Exercise brief -> Rewrite the records below as a numbered list, omitting any empty lines. Begin at the line containing "1049, 957, 1071]" and stop after the line containing "951, 650, 973]".

Data for this exercise ->
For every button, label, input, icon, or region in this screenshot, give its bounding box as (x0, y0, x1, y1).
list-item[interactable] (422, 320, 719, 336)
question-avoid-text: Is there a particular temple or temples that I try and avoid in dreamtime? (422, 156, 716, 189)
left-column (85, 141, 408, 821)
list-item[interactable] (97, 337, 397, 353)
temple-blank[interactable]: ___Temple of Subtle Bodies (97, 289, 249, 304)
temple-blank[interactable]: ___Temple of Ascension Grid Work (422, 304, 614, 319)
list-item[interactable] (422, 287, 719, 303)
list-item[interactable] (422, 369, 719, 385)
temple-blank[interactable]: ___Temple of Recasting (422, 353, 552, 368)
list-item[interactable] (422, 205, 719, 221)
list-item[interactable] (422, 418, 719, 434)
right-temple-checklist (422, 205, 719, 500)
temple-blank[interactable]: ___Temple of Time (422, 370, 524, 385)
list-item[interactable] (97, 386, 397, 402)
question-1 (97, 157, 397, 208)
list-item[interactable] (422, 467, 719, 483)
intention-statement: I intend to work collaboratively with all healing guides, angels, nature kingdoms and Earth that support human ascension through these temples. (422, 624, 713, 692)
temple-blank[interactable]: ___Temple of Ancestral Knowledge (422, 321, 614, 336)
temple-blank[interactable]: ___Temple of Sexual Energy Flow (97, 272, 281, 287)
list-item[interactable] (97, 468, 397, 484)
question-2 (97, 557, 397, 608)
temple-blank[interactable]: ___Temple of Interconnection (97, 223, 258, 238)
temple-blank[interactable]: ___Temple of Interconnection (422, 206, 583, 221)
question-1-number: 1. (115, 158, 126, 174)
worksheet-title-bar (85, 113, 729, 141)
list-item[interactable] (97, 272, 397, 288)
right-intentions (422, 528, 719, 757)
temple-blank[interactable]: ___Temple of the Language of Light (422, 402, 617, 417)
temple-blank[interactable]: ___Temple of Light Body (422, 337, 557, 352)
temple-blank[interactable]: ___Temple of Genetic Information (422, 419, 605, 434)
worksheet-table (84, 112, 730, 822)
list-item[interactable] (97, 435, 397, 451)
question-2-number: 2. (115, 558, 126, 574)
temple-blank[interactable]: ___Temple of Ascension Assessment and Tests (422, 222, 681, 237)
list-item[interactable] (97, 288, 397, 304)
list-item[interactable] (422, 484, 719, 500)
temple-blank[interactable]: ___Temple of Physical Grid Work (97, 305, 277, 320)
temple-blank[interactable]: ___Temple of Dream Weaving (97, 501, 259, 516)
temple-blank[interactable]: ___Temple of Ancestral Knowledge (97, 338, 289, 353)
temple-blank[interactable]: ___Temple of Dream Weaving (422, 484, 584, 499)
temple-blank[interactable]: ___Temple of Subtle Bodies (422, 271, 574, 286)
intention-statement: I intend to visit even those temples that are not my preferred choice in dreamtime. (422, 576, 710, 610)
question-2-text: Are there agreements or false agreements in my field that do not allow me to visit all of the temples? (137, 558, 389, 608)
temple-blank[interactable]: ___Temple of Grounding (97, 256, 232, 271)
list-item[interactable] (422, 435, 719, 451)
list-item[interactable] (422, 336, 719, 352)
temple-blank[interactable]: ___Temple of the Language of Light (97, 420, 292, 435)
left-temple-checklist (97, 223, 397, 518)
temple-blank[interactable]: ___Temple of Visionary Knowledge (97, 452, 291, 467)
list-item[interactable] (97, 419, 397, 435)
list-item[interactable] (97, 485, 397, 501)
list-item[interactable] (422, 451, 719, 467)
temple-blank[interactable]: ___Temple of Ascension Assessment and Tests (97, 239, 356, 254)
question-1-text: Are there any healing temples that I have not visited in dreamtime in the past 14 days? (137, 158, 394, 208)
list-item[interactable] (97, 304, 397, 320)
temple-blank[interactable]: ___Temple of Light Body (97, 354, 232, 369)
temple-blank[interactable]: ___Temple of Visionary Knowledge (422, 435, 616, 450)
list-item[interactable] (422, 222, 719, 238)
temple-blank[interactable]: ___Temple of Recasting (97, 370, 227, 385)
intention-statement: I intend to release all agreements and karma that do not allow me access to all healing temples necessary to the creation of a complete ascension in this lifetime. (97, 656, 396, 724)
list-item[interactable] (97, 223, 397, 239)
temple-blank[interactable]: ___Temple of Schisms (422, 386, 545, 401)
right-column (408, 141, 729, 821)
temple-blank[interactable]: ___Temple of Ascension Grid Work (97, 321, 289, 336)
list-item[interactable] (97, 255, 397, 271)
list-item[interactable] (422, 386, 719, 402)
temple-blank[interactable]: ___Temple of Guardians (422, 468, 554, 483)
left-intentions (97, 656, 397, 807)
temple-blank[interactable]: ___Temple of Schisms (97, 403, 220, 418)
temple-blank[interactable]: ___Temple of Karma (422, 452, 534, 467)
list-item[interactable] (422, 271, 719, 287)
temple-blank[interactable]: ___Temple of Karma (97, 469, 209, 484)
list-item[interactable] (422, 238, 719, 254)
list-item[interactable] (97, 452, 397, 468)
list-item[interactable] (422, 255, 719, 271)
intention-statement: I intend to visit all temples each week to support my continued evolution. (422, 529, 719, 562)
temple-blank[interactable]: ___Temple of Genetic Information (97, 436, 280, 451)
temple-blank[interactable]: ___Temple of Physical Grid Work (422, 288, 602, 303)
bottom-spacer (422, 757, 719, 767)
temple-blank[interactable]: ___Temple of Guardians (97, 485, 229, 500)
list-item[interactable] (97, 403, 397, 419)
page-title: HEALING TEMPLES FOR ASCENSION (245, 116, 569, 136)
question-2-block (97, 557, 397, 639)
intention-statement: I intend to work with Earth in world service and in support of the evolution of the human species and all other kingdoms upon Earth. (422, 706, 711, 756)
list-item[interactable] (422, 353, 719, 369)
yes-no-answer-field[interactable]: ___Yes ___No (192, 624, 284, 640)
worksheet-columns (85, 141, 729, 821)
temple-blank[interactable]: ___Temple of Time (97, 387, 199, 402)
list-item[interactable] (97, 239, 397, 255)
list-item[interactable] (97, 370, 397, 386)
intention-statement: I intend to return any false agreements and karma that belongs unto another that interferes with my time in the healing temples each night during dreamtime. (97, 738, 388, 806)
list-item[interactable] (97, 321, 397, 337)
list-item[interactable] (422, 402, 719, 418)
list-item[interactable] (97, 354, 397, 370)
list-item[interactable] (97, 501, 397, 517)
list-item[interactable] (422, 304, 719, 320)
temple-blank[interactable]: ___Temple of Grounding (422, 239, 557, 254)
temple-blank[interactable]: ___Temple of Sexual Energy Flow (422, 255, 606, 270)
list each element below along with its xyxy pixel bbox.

==

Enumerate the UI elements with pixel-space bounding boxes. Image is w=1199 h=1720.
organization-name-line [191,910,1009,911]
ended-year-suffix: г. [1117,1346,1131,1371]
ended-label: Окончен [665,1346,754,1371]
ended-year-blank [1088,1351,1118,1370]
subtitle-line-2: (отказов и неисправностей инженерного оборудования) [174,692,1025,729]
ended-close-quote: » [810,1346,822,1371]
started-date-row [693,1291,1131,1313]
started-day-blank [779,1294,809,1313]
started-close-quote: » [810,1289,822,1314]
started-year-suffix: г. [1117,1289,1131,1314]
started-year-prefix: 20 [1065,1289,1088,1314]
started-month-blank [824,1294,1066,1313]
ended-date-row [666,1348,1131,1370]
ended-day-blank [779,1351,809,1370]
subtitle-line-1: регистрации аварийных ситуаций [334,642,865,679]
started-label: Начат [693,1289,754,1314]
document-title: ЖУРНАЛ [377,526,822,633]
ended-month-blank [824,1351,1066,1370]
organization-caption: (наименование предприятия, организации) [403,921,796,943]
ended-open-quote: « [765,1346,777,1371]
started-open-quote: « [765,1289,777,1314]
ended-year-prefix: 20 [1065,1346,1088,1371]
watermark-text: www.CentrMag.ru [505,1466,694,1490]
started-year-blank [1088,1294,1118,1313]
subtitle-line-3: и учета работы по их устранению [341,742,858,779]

--

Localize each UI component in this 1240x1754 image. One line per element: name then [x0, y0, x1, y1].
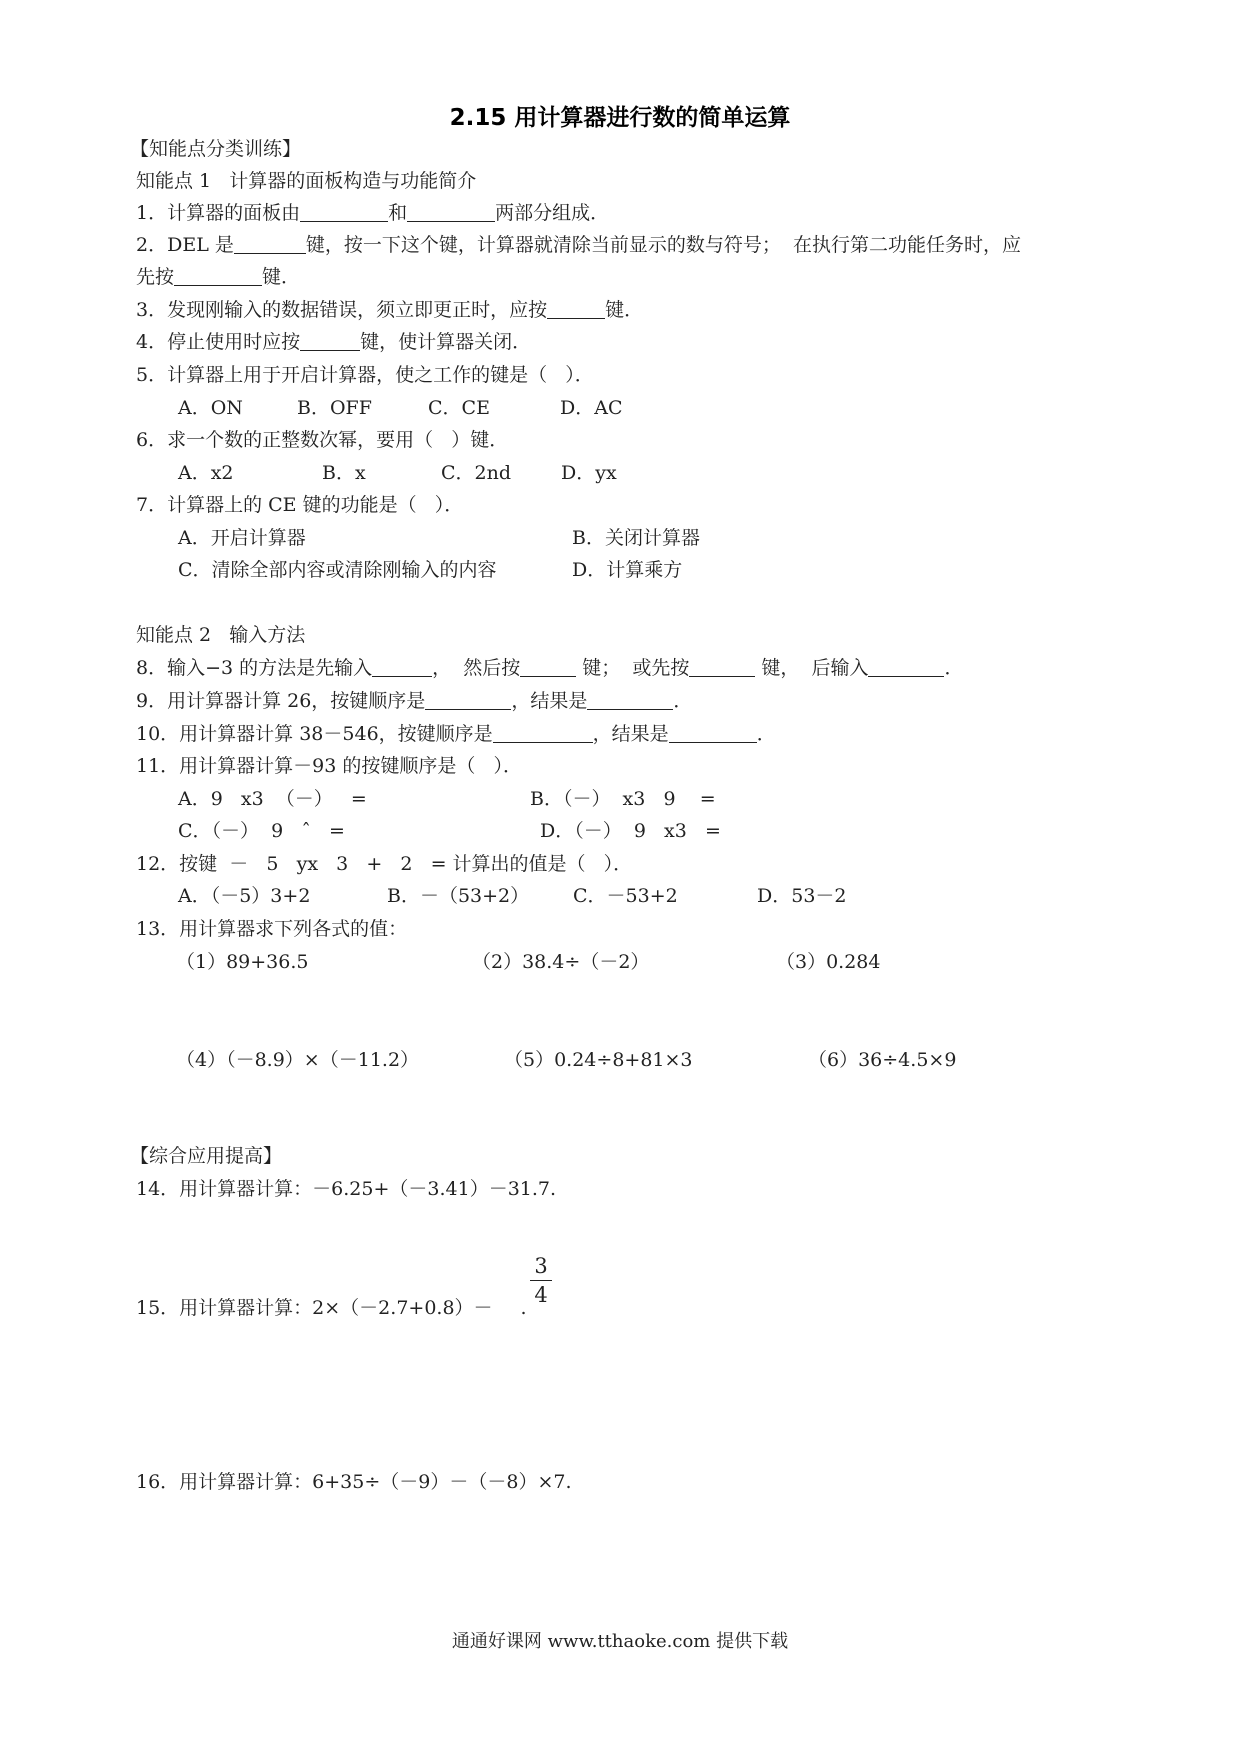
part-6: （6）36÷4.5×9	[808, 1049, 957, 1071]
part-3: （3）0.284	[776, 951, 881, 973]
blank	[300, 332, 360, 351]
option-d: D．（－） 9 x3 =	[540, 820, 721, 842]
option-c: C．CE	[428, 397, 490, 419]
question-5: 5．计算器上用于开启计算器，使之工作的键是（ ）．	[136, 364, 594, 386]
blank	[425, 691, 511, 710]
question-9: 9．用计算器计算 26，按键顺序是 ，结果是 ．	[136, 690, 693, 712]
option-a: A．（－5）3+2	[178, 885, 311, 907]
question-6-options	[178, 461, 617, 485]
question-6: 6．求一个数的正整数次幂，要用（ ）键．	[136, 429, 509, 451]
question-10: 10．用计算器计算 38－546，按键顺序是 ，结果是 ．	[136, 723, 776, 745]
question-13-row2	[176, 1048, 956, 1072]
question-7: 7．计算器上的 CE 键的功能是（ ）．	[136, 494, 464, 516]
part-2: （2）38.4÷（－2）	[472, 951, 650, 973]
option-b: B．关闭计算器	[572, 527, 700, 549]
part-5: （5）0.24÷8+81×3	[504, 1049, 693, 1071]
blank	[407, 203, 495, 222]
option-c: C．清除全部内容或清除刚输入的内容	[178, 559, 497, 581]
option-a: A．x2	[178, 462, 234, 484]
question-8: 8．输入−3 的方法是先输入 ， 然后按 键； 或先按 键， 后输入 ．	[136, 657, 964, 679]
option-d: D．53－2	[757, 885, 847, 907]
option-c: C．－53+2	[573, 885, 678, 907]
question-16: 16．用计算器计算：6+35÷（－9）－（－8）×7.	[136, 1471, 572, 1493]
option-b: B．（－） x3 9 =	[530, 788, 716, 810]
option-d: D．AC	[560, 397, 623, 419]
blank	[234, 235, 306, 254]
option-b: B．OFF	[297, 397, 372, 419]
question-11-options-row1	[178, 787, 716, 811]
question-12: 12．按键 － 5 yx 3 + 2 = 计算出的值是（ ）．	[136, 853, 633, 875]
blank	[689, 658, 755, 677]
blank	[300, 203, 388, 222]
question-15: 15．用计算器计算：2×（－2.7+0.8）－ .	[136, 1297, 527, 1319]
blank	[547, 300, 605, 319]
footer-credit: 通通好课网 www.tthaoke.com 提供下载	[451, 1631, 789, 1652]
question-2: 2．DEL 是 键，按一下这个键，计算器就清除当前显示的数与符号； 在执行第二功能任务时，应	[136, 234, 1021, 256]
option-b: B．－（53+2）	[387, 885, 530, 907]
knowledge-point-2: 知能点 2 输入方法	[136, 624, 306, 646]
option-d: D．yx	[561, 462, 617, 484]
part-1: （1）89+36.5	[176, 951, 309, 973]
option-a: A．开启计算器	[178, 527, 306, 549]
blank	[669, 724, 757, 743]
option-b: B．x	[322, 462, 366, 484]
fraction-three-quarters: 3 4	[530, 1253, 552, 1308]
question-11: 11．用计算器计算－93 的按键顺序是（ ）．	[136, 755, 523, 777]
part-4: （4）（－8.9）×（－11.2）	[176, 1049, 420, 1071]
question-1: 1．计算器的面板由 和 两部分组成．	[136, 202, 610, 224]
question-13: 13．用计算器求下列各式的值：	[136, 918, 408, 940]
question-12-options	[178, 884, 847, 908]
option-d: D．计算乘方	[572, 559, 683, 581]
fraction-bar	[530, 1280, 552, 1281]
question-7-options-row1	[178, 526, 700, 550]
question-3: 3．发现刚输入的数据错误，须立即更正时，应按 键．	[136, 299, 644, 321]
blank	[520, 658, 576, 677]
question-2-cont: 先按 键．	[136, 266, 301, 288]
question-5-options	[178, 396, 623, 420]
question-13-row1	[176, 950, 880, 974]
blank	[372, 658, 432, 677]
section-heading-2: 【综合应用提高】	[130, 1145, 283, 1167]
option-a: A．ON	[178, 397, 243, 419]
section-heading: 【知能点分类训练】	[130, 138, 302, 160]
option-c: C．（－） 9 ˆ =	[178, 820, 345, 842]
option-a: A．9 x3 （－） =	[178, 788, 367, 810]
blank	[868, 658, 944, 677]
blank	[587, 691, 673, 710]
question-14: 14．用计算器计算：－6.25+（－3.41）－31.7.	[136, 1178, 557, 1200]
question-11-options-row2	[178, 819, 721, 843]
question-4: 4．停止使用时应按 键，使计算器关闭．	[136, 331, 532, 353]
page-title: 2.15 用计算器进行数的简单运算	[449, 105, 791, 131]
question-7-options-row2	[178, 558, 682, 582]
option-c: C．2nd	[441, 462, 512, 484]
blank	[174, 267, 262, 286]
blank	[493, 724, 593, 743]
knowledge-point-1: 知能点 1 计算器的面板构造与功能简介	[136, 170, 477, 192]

Complete response ->
1. part-6: （6）36÷4.5×9	[808, 1049, 957, 1071]
2. part-3: （3）0.284	[776, 951, 881, 973]
3. blank	[300, 332, 360, 351]
4. option-d: D．（－） 9 x3 =	[540, 820, 721, 842]
5. option-c: C．CE	[428, 397, 490, 419]
6. question-5: 5．计算器上用于开启计算器，使之工作的键是（ ）．	[136, 364, 594, 386]
7. blank	[425, 691, 511, 710]
8. question-9: 9．用计算器计算 26，按键顺序是 ，结果是 ．	[136, 690, 693, 712]
9. option-a: A．（－5）3+2	[178, 885, 311, 907]
10. question-6-options	[178, 461, 617, 485]
11. question-6: 6．求一个数的正整数次幂，要用（ ）键．	[136, 429, 509, 451]
12. question-10: 10．用计算器计算 38－546，按键顺序是 ，结果是 ．	[136, 723, 776, 745]
13. question-13-row2	[176, 1048, 956, 1072]
14. question-7: 7．计算器上的 CE 键的功能是（ ）．	[136, 494, 464, 516]
15. part-2: （2）38.4÷（－2）	[472, 951, 650, 973]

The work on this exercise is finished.